--- start of RECORD SET ---

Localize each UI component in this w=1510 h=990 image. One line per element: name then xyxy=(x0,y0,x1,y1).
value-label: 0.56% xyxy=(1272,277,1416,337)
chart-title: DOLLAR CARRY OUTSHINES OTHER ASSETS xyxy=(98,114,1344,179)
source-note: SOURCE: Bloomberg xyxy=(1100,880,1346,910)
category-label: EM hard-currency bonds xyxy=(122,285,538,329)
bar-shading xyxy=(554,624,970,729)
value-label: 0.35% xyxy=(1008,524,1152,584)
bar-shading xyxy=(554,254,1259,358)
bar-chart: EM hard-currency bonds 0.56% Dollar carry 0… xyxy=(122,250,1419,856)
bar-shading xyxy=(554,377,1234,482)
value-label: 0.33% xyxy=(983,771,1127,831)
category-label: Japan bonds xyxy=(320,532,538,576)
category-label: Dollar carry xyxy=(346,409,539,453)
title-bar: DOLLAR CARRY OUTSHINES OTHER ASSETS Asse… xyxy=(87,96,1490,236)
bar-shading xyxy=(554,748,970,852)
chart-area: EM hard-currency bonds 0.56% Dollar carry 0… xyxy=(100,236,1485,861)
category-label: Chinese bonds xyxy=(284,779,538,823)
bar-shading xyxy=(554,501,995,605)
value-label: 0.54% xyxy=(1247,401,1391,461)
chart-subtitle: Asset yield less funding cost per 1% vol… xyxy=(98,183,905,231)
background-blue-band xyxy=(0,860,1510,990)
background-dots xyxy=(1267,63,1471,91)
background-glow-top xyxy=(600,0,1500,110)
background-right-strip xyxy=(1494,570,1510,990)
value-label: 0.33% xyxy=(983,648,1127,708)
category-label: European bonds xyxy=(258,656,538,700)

--- end of RECORD SET ---

→ PROBLEM
Copy out every item above, line by line, without changing a single character.

→ FULL RESPONSE
Localize each UI component in this w=1510 h=990 image. One line per element: name then xyxy=(x0,y0,x1,y1).
value-label: 0.56% xyxy=(1272,277,1416,337)
chart-title: DOLLAR CARRY OUTSHINES OTHER ASSETS xyxy=(98,114,1344,179)
source-note: SOURCE: Bloomberg xyxy=(1100,880,1346,910)
category-label: EM hard-currency bonds xyxy=(122,285,538,329)
bar-shading xyxy=(554,624,970,729)
value-label: 0.35% xyxy=(1008,524,1152,584)
bar-shading xyxy=(554,254,1259,358)
bar-chart: EM hard-currency bonds 0.56% Dollar carry 0… xyxy=(122,250,1419,856)
bar-shading xyxy=(554,377,1234,482)
value-label: 0.33% xyxy=(983,771,1127,831)
category-label: Japan bonds xyxy=(320,532,538,576)
category-label: Dollar carry xyxy=(346,409,539,453)
title-bar: DOLLAR CARRY OUTSHINES OTHER ASSETS Asse… xyxy=(87,96,1490,236)
bar-shading xyxy=(554,748,970,852)
chart-area: EM hard-currency bonds 0.56% Dollar carry 0… xyxy=(100,236,1485,861)
category-label: Chinese bonds xyxy=(284,779,538,823)
bar-shading xyxy=(554,501,995,605)
value-label: 0.54% xyxy=(1247,401,1391,461)
chart-subtitle: Asset yield less funding cost per 1% vol… xyxy=(98,183,905,231)
background-blue-band xyxy=(0,860,1510,990)
background-dots xyxy=(1267,63,1471,91)
background-glow-top xyxy=(600,0,1500,110)
background-right-strip xyxy=(1494,570,1510,990)
value-label: 0.33% xyxy=(983,648,1127,708)
category-label: European bonds xyxy=(258,656,538,700)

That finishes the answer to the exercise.